GIVEN TASK:
Identify all lines in the data containing the string "this". Copy them out.
━━━ EXTRACTED INFORMATION
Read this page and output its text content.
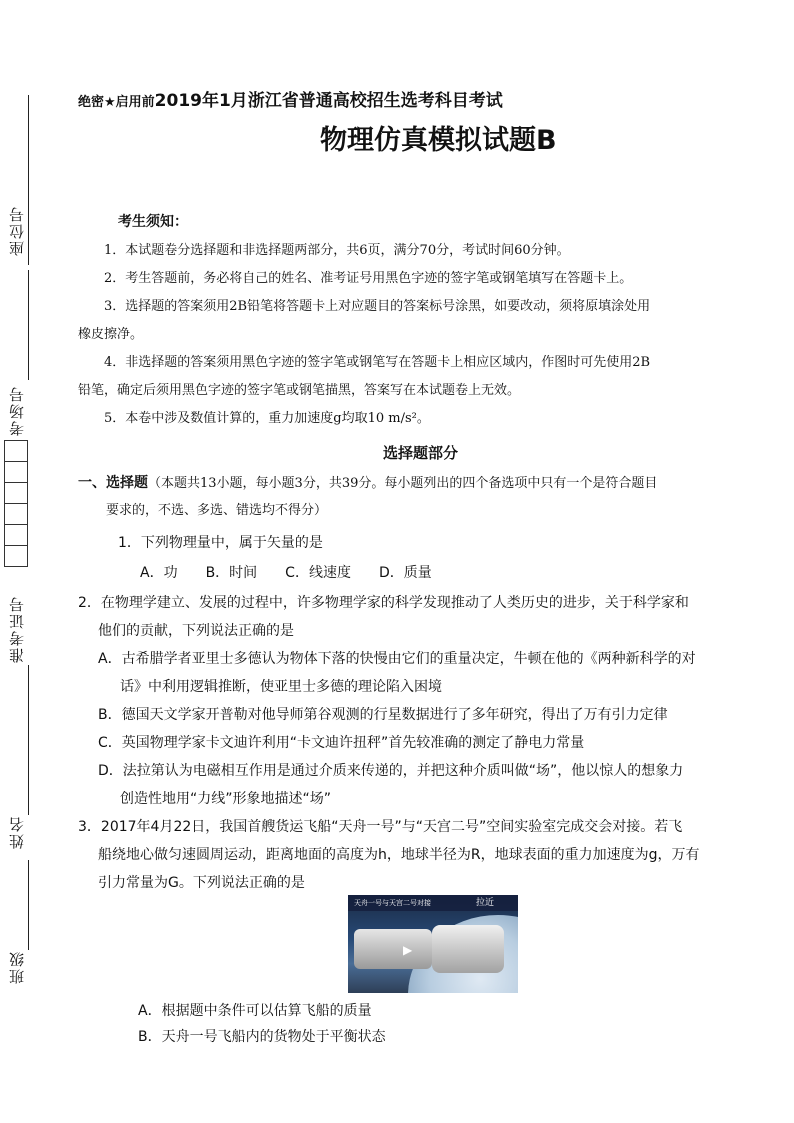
座位号
考场号
准考证号
姓名
班级
绝密★启用前2019年1月浙江省普通高校招生选考科目考试
物理仿真模拟试题B
考生须知：
1．本试题卷分选择题和非选择题两部分，共6页，满分70分，考试时间60分钟。
2．考生答题前，务必将自己的姓名、准考证号用黑色字迹的签字笔或钢笔填写在答题卡上。
3．选择题的答案须用2B铅笔将答题卡上对应题目的答案标号涂黑，如要改动，须将原填涂处用
橡皮擦净。
4．非选择题的答案须用黑色字迹的签字笔或钢笔写在答题卡上相应区域内，作图时可先使用2B
铅笔，确定后须用黑色字迹的签字笔或钢笔描黑，答案写在本试题卷上无效。
5．本卷中涉及数值计算的，重力加速度g均取10 m/s²。
选择题部分
一、选择题（本题共13小题，每小题3分，共39分。每小题列出的四个备选项中只有一个是符合题目
要求的，不选、多选、错选均不得分）
1．下列物理量中，属于矢量的是
A．功　　B．时间　　C．线速度　　D．质量
2．在物理学建立、发展的过程中，许多物理学家的科学发现推动了人类历史的进步，关于科学家和
他们的贡献，下列说法正确的是
A．古希腊学者亚里士多德认为物体下落的快慢由它们的重量决定，牛顿在他的《两种新科学的对
话》中利用逻辑推断，使亚里士多德的理论陷入困境
B．德国天文学家开普勒对他导师第谷观测的行星数据进行了多年研究，得出了万有引力定律
C．英国物理学家卡文迪许利用“卡文迪许扭秤”首先较准确的测定了静电力常量
D．法拉第认为电磁相互作用是通过介质来传递的，并把这种介质叫做“场”，他以惊人的想象力
创造性地用“力线”形象地描述“场”
3．2017年4月22日，我国首艘货运飞船“天舟一号”与“天宫二号”空间实验室完成交会对接。若飞
船绕地心做匀速圆周运动，距离地面的高度为h，地球半径为R，地球表面的重力加速度为g，万有
引力常量为G。下列说法正确的是
▶
天舟一号与天宫二号对接	拉近
A．根据题中条件可以估算飞船的质量
B．天舟一号飞船内的货物处于平衡状态
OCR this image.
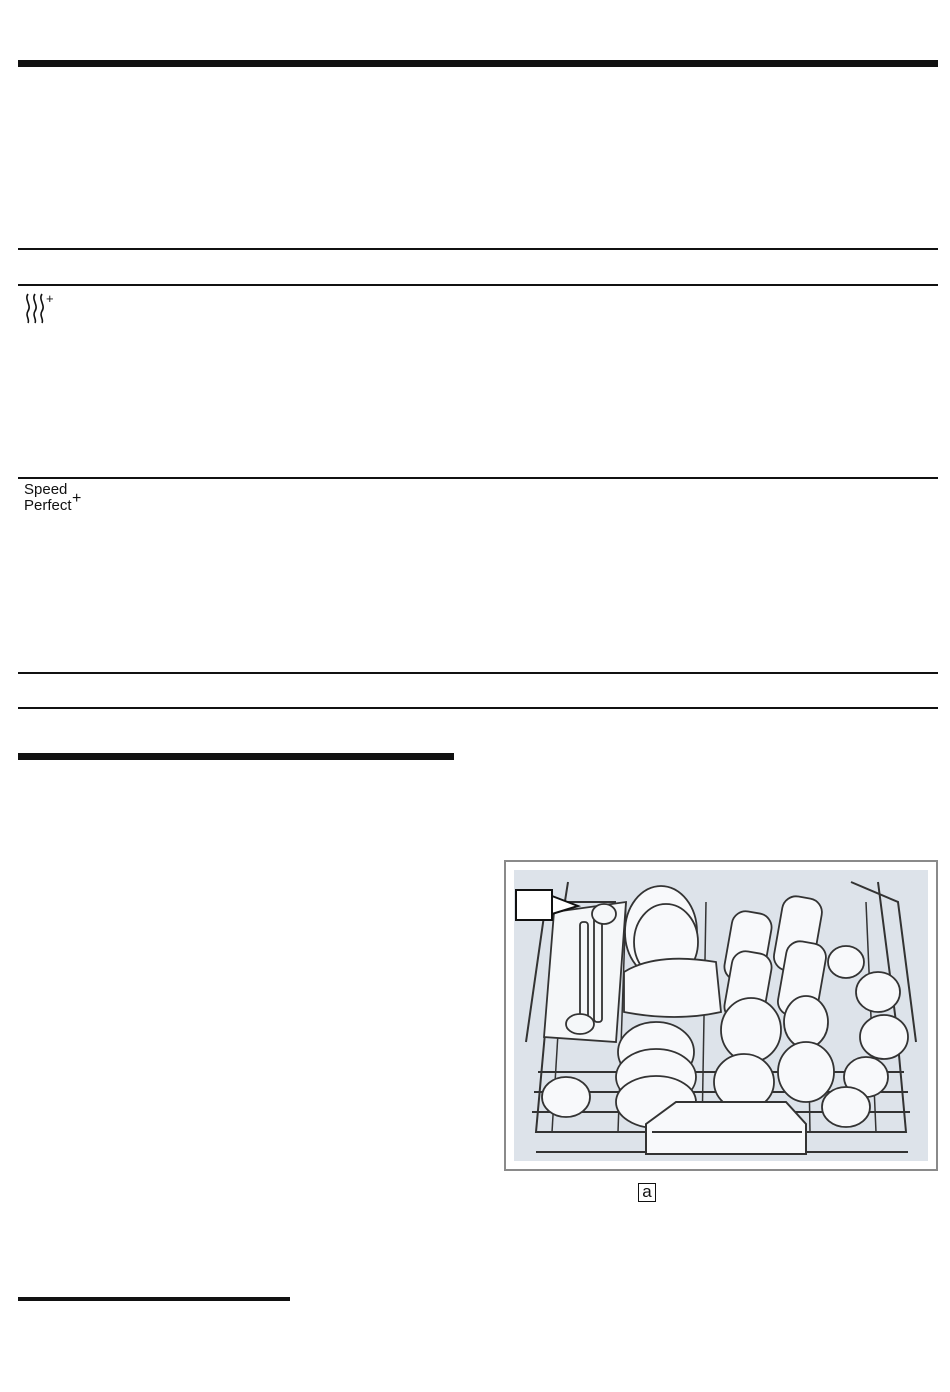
+
Speed
Perfect +
a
━━━━━━
WRITTEN ANSWER:
Read this page and output its text content.
OCR this image.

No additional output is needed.